§ **Stated goal**:
Show each line that has the string "بازرگان" in it.

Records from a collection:
[BEGIN]

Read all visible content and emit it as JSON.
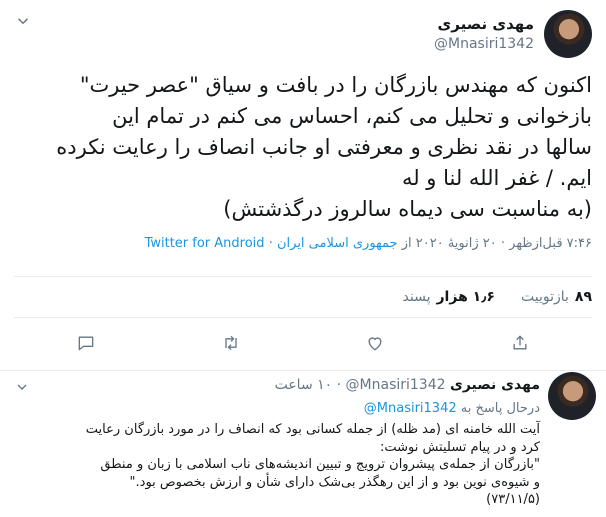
{
  "tweet": {
    "author_name": "مهدی نصیری",
    "author_handle": "@Mnasiri1342",
    "body_lines": [
      "اکنون که مهندس بازرگان را در بافت و سیاق \"عصر حیرت\"",
      "بازخوانی و تحلیل می کنم، احساس می کنم در تمام این",
      "سالها در نقد نظری و معرفتی او جانب انصاف را  رعایت نکرده",
      "ایم. / غفر الله لنا و له",
      "(به مناسبت سی دیماه سالروز درگذشتش)"
    ],
    "meta_time": "۷:۴۶ قبل‌ازظهر · ۲۰ ژانویهٔ ۲۰۲۰ از",
    "meta_location": "جمهوری اسلامی ایران",
    "meta_sep": "·",
    "meta_source": "Twitter for Android",
    "retweets_count": "۸۹",
    "retweets_label": "بازتوییت",
    "likes_count": "۱٫۶ هزار",
    "likes_label": "پسند"
  },
  "reply": {
    "author_name": "مهدی نصیری",
    "author_handle": "@Mnasiri1342",
    "time": "۱۰ ساعت",
    "reply_to_prefix": "درحال پاسخ به",
    "reply_to_handle": "@Mnasiri1342",
    "body_lines": [
      "آیت الله خامنه ای (مد ظله) از جمله کسانی بود که انصاف را در مورد بازرگان رعایت",
      "کرد و در پیام تسلیتش نوشت:",
      "\"بازرگان از جمله‌ی پیشروان ترویج و تبیین اندیشه‌های ناب اسلامی با زبان و منطق",
      "و شیوه‌ی نوین بود و از این رهگذر بی‌شک دارای شأن و ارزش بخصوص بود.\"",
      "(۷۳/۱۱/۵)"
    ]
  },
  "colors": {
    "link": "#1b95e0",
    "muted": "#657786",
    "text": "#14171a"
  },
  "icons": [
    "chevron-down-icon",
    "reply-icon",
    "retweet-icon",
    "like-icon",
    "share-icon"
  ]
}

[END]

§ **Answer to the problem**:
      "اکنون که مهندس بازرگان را در بافت و سیاق \"عصر حیرت\"",
      "آیت الله خامنه ای (مد ظله) از جمله کسانی بود که انصاف را در مورد بازرگان رعایت",
      "\"بازرگان از جمله‌ی پیشروان ترویج و تبیین اندیشه‌های ناب اسلامی با زبان و منطق",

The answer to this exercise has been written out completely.